### WHAT IS NEEDED
Search the records for "title". Copy every line where it appears.
## BEGIN
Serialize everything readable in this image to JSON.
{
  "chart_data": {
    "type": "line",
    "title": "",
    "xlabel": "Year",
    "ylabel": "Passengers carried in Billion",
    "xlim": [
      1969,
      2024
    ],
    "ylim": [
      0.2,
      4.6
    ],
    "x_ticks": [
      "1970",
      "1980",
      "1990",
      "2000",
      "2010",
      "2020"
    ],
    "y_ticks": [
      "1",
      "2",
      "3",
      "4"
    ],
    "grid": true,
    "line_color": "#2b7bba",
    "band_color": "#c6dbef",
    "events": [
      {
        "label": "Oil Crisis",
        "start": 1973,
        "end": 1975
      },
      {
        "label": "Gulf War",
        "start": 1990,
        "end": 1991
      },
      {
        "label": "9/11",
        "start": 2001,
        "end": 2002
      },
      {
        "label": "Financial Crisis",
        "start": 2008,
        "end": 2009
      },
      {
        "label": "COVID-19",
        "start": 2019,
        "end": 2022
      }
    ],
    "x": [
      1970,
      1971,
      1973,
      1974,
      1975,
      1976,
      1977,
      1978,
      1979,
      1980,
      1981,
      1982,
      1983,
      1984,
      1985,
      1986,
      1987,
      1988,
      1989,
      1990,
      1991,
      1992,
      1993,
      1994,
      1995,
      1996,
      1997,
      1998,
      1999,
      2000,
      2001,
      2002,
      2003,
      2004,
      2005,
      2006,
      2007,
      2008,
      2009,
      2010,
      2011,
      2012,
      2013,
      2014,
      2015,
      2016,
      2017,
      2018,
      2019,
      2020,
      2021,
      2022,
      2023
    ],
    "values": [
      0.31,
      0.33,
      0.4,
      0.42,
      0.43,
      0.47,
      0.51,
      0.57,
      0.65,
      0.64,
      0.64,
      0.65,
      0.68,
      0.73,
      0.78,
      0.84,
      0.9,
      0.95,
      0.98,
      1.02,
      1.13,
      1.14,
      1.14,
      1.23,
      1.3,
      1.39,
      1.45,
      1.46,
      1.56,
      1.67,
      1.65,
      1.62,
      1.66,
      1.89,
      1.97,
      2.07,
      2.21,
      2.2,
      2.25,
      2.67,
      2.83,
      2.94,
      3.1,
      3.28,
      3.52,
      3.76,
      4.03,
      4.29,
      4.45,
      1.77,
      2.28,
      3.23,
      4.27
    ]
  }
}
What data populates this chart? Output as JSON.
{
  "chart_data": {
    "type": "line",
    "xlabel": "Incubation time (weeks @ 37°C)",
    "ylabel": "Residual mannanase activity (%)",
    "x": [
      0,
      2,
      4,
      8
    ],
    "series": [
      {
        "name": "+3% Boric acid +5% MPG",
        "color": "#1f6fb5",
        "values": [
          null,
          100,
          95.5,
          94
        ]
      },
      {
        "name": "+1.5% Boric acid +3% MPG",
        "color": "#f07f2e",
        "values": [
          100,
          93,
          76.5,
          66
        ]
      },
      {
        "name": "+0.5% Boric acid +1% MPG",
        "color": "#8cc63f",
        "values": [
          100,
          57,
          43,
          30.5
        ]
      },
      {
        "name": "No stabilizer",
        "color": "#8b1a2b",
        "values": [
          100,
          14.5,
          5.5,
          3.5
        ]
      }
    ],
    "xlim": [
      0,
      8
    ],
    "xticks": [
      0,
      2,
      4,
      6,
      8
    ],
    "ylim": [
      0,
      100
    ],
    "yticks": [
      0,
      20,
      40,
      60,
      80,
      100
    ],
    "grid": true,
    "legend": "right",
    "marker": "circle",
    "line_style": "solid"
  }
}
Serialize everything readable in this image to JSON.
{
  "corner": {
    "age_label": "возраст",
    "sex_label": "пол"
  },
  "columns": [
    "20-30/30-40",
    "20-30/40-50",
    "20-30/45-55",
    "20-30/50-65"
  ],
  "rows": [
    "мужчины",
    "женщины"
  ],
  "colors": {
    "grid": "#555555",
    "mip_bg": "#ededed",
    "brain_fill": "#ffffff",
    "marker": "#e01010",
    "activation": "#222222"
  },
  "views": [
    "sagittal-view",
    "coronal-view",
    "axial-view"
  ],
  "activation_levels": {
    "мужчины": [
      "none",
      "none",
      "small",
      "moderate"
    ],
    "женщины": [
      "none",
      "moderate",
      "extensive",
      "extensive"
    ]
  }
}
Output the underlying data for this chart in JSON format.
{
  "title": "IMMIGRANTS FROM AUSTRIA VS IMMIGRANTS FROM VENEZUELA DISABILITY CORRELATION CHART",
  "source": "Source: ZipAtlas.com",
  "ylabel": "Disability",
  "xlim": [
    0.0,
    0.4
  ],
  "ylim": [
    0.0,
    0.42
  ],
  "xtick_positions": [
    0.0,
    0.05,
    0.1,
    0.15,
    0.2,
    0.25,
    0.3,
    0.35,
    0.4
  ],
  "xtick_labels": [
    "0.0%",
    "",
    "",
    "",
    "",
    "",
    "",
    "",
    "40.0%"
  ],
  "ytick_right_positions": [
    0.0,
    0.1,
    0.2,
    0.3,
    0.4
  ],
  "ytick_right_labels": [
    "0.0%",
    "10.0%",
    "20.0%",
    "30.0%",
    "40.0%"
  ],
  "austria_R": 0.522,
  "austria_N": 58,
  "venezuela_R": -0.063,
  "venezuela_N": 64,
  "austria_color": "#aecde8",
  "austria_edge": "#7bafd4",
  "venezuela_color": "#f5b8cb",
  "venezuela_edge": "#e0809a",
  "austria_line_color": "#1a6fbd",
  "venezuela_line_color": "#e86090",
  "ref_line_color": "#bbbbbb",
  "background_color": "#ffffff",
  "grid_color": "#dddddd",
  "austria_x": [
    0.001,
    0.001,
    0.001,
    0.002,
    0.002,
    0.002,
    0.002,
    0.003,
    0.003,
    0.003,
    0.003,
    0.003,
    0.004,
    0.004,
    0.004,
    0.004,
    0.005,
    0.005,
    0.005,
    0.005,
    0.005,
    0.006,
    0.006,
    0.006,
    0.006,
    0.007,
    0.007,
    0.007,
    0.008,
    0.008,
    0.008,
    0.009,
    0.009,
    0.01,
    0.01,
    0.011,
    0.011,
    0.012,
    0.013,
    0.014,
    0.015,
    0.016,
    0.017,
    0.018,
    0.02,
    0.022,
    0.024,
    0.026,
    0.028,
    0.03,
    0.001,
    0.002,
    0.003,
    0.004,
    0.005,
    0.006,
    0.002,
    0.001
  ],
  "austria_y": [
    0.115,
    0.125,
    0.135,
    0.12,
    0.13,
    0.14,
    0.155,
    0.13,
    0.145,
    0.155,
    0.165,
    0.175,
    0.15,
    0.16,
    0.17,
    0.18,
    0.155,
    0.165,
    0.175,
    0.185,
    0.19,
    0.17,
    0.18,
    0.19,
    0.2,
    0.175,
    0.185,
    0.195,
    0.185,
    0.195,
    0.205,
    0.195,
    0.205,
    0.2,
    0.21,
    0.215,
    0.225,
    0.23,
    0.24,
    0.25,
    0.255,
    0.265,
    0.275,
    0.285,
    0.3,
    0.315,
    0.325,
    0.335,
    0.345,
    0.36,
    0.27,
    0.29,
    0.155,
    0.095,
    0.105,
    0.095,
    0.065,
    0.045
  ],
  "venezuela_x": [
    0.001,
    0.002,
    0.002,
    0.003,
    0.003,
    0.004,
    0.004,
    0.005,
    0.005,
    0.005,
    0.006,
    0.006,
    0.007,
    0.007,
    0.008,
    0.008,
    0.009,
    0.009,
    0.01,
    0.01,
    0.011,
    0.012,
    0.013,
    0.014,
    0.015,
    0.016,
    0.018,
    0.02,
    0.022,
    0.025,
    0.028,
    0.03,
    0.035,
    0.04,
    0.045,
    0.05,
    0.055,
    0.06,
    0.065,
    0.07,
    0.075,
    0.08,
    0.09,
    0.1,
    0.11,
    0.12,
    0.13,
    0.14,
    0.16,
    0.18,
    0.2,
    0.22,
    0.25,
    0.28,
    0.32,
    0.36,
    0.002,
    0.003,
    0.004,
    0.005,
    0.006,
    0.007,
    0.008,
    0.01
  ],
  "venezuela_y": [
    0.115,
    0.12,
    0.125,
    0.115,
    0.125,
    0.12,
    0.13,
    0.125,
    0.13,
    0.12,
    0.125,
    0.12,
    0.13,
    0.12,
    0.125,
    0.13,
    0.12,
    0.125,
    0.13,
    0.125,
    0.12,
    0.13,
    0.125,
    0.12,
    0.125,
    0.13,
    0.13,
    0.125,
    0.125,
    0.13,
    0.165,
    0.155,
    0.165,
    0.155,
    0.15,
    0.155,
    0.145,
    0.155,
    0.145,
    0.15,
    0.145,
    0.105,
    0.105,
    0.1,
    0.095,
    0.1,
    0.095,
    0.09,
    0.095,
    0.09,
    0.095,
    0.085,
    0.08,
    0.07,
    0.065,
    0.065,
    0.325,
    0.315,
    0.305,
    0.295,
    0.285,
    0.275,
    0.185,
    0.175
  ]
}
## END
### TASK SOLUTION
    "title": "",
  "title": "IMMIGRANTS FROM AUSTRIA VS IMMIGRANTS FROM VENEZUELA DISABILITY CORRELATION CHART",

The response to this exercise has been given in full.